Extracted data entries

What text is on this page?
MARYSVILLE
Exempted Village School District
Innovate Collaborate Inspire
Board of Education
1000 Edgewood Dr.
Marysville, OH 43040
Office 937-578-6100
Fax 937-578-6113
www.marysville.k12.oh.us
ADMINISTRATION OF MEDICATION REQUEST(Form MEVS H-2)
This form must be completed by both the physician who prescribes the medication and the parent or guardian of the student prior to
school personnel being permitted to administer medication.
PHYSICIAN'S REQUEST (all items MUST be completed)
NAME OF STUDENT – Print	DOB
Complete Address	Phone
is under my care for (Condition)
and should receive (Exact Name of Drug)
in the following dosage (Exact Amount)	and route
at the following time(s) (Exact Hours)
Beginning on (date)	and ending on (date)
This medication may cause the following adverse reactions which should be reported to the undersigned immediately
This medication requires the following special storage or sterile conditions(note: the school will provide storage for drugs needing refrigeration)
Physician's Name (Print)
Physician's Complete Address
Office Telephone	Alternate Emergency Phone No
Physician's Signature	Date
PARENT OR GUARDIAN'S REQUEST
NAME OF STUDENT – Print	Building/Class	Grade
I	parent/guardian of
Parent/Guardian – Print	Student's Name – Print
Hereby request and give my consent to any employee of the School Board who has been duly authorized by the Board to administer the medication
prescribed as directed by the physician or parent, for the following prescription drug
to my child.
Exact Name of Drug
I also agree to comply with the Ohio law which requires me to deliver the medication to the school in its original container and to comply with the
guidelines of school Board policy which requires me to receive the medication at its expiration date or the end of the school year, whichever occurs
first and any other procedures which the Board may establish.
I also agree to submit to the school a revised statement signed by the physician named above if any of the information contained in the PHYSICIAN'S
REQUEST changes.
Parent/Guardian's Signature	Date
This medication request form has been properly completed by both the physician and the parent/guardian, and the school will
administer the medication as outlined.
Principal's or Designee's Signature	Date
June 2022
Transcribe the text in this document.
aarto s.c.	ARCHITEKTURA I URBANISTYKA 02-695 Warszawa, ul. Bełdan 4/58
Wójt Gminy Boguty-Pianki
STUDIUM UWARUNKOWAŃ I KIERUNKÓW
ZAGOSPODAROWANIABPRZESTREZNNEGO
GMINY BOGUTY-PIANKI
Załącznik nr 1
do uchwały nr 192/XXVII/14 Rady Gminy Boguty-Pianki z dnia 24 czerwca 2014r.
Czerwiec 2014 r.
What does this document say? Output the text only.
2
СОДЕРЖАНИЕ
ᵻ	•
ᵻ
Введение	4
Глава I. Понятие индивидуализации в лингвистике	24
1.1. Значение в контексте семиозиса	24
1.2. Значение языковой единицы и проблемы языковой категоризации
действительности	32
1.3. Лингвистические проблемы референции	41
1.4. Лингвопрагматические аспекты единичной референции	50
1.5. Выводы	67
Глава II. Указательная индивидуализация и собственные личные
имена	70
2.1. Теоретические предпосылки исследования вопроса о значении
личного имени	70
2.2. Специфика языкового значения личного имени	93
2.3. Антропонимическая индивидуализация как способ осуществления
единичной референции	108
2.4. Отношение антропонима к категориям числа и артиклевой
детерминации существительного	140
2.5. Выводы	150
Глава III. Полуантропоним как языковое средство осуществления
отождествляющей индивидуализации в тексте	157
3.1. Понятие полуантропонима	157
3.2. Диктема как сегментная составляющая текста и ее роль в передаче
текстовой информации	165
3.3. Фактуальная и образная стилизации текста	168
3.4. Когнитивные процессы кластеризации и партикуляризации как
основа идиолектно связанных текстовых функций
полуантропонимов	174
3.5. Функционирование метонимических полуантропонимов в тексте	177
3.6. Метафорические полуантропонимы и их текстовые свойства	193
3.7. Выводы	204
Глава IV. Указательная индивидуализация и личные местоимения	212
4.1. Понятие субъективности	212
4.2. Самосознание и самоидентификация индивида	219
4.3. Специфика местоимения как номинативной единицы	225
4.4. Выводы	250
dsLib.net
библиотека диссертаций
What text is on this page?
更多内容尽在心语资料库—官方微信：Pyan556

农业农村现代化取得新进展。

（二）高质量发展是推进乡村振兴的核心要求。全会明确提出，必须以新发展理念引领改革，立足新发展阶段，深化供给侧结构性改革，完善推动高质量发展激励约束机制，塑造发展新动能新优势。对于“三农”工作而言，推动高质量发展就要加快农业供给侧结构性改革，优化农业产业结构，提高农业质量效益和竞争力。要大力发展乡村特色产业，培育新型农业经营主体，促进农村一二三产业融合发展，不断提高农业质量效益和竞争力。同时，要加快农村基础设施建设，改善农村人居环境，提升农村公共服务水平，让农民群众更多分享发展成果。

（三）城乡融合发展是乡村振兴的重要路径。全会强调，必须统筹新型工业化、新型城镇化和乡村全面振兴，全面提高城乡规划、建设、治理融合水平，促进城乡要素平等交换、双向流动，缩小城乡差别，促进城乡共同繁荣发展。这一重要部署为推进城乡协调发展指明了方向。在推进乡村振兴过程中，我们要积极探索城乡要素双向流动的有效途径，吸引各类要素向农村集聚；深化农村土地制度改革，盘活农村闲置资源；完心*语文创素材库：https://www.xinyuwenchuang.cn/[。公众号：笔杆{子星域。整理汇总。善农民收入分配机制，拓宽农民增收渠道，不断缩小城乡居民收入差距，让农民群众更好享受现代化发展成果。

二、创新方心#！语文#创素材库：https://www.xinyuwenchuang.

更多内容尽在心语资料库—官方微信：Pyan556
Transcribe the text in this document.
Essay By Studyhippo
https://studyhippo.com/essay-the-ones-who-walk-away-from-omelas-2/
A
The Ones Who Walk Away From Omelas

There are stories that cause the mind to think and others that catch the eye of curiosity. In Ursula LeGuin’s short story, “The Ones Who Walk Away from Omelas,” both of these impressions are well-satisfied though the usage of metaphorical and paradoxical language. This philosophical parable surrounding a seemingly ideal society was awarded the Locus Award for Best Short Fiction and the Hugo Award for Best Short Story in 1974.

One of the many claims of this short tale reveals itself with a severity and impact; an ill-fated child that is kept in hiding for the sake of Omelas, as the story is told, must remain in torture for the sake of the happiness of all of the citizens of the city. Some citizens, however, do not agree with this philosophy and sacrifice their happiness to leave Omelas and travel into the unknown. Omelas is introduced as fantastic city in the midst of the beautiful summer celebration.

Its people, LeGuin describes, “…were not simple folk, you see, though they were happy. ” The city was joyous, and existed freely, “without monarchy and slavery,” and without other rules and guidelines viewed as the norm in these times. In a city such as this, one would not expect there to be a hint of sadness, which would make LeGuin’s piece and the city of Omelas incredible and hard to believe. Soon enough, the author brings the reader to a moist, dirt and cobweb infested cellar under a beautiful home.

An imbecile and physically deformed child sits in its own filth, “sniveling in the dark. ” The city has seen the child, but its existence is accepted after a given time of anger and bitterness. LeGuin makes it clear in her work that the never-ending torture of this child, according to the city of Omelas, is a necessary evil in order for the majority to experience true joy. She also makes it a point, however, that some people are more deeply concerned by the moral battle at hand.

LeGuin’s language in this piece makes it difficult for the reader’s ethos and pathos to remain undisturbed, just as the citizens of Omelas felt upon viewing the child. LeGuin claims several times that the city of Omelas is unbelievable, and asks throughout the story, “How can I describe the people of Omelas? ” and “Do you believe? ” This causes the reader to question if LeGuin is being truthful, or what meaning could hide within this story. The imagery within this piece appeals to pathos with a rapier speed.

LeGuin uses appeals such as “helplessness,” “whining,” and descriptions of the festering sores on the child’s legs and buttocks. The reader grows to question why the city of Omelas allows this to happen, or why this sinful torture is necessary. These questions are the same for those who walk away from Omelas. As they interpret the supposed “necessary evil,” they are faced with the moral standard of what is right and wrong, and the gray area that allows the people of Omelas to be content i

AIM OF THE EXERCISE | Each of the records should be retyped exactly.

TASK RESULT |
What text is on this page?
MARYSVILLE
Exempted Village School District
Innovate Collaborate Inspire
Board of Education
1000 Edgewood Dr.
Marysville, OH 43040
Office 937-578-6100
Fax 937-578-6113
www.marysville.k12.oh.us
ADMINISTRATION OF MEDICATION REQUEST(Form MEVS H-2)
This form must be completed by both the physician who prescribes the medication and the parent or guardian of the student prior to
school personnel being permitted to administer medication.
PHYSICIAN'S REQUEST (all items MUST be completed)
NAME OF STUDENT – Print	DOB
Complete Address	Phone
is under my care for (Condition)
and should receive (Exact Name of Drug)
in the following dosage (Exact Amount)	and route
at the following time(s) (Exact Hours)
Beginning on (date)	and ending on (date)
This medication may cause the following adverse reactions which should be reported to the undersigned immediately
This medication requires the following special storage or sterile conditions(note: the school will provide storage for drugs needing refrigeration)
Physician's Name (Print)
Physician's Complete Address
Office Telephone	Alternate Emergency Phone No
Physician's Signature	Date
PARENT OR GUARDIAN'S REQUEST
NAME OF STUDENT – Print	Building/Class	Grade
I	parent/guardian of
Parent/Guardian – Print	Student's Name – Print
Hereby request and give my consent to any employee of the School Board who has been duly authorized by the Board to administer the medication
prescribed as directed by the physician or parent, for the following prescription drug
to my child.
Exact Name of Drug
I also agree to comply with the Ohio law which requires me to deliver the medication to the school in its original container and to comply with the
guidelines of school Board policy which requires me to receive the medication at its expiration date or the end of the school year, whichever occurs
first and any other procedures which the Board may establish.
I also agree to submit to the school a revised statement signed by the physician named above if any of the information contained in the PHYSICIAN'S
REQUEST changes.
Parent/Guardian's Signature	Date
This medication request form has been properly completed by both the physician and the parent/guardian, and the school will
administer the medication as outlined.
Principal's or Designee's Signature	Date
June 2022
Transcribe the text in this document.
aarto s.c.	ARCHITEKTURA I URBANISTYKA 02-695 Warszawa, ul. Bełdan 4/58
Wójt Gminy Boguty-Pianki
STUDIUM UWARUNKOWAŃ I KIERUNKÓW
ZAGOSPODAROWANIABPRZESTREZNNEGO
GMINY BOGUTY-PIANKI
Załącznik nr 1
do uchwały nr 192/XXVII/14 Rady Gminy Boguty-Pianki z dnia 24 czerwca 2014r.
Czerwiec 2014 r.
What does this document say? Output the text only.
2
СОДЕРЖАНИЕ
ᵻ	•
ᵻ
Введение	4
Глава I. Понятие индивидуализации в лингвистике	24
1.1. Значение в контексте семиозиса	24
1.2. Значение языковой единицы и проблемы языковой категоризации
действительности	32
1.3. Лингвистические проблемы референции	41
1.4. Лингвопрагматические аспекты единичной референции	50
1.5. Выводы	67
Глава II. Указательная индивидуализация и собственные личные
имена	70
2.1. Теоретические предпосылки исследования вопроса о значении
личного имени	70
2.2. Специфика языкового значения личного имени	93
2.3. Антропонимическая индивидуализация как способ осуществления
единичной референции	108
2.4. Отношение антропонима к категориям числа и артиклевой
детерминации существительного	140
2.5. Выводы	150
Глава III. Полуантропоним как языковое средство осуществления
отождествляющей индивидуализации в тексте	157
3.1. Понятие полуантропонима	157
3.2. Диктема как сегментная составляющая текста и ее роль в передаче
текстовой информации	165
3.3. Фактуальная и образная стилизации текста	168
3.4. Когнитивные процессы кластеризации и партикуляризации как
основа идиолектно связанных текстовых функций
полуантропонимов	174
3.5. Функционирование метонимических полуантропонимов в тексте	177
3.6. Метафорические полуантропонимы и их текстовые свойства	193
3.7. Выводы	204
Глава IV. Указательная индивидуализация и личные местоимения	212
4.1. Понятие субъективности	212
4.2. Самосознание и самоидентификация индивида	219
4.3. Специфика местоимения как номинативной единицы	225
4.4. Выводы	250
dsLib.net
библиотека диссертаций
What text is on this page?
更多内容尽在心语资料库—官方微信：Pyan556

农业农村现代化取得新进展。

（二）高质量发展是推进乡村振兴的核心要求。全会明确提出，必须以新发展理念引领改革，立足新发展阶段，深化供给侧结构性改革，完善推动高质量发展激励约束机制，塑造发展新动能新优势。对于“三农”工作而言，推动高质量发展就要加快农业供给侧结构性改革，优化农业产业结构，提高农业质量效益和竞争力。要大力发展乡村特色产业，培育新型农业经营主体，促进农村一二三产业融合发展，不断提高农业质量效益和竞争力。同时，要加快农村基础设施建设，改善农村人居环境，提升农村公共服务水平，让农民群众更多分享发展成果。

（三）城乡融合发展是乡村振兴的重要路径。全会强调，必须统筹新型工业化、新型城镇化和乡村全面振兴，全面提高城乡规划、建设、治理融合水平，促进城乡要素平等交换、双向流动，缩小城乡差别，促进城乡共同繁荣发展。这一重要部署为推进城乡协调发展指明了方向。在推进乡村振兴过程中，我们要积极探索城乡要素双向流动的有效途径，吸引各类要素向农村集聚；深化农村土地制度改革，盘活农村闲置资源；完心*语文创素材库：https://www.xinyuwenchuang.cn/[。公众号：笔杆{子星域。整理汇总。善农民收入分配机制，拓宽农民增收渠道，不断缩小城乡居民收入差距，让农民群众更好享受现代化发展成果。

二、创新方心#！语文#创素材库：https://www.xinyuwenchuang.

更多内容尽在心语资料库—官方微信：Pyan556
Transcribe the text in this document.
Essay By Studyhippo
https://studyhippo.com/essay-the-ones-who-walk-away-from-omelas-2/
A
The Ones Who Walk Away From Omelas

There are stories that cause the mind to think and others that catch the eye of curiosity. In Ursula LeGuin’s short story, “The Ones Who Walk Away from Omelas,” both of these impressions are well-satisfied though the usage of metaphorical and paradoxical language. This philosophical parable surrounding a seemingly ideal society was awarded the Locus Award for Best Short Fiction and the Hugo Award for Best Short Story in 1974.

One of the many claims of this short tale reveals itself with a severity and impact; an ill-fated child that is kept in hiding for the sake of Omelas, as the story is told, must remain in torture for the sake of the happiness of all of the citizens of the city. Some citizens, however, do not agree with this philosophy and sacrifice their happiness to leave Omelas and travel into the unknown. Omelas is introduced as fantastic city in the midst of the beautiful summer celebration.

Its people, LeGuin describes, “…were not simple folk, you see, though they were happy. ” The city was joyous, and existed freely, “without monarchy and slavery,” and without other rules and guidelines viewed as the norm in these times. In a city such as this, one would not expect there to be a hint of sadness, which would make LeGuin’s piece and the city of Omelas incredible and hard to believe. Soon enough, the author brings the reader to a moist, dirt and cobweb infested cellar under a beautiful home.

An imbecile and physically deformed child sits in its own filth, “sniveling in the dark. ” The city has seen the child, but its existence is accepted after a given time of anger and bitterness. LeGuin makes it clear in her work that the never-ending torture of this child, according to the city of Omelas, is a necessary evil in order for the majority to experience true joy. She also makes it a point, however, that some people are more deeply concerned by the moral battle at hand.

LeGuin’s language in this piece makes it difficult for the reader’s ethos and pathos to remain undisturbed, just as the citizens of Omelas felt upon viewing the child. LeGuin claims several times that the city of Omelas is unbelievable, and asks throughout the story, “How can I describe the people of Omelas? ” and “Do you believe? ” This causes the reader to question if LeGuin is being truthful, or what meaning could hide within this story. The imagery within this piece appeals to pathos with a rapier speed.

LeGuin uses appeals such as “helplessness,” “whining,” and descriptions of the festering sores on the child’s legs and buttocks. The reader grows to question why the city of Omelas allows this to happen, or why this sinful torture is necessary. These questions are the same for those who walk away from Omelas. As they interpret the supposed “necessary evil,” they are faced with the moral standard of what is right and wrong, and the gray area that allows the people of Omelas to be content i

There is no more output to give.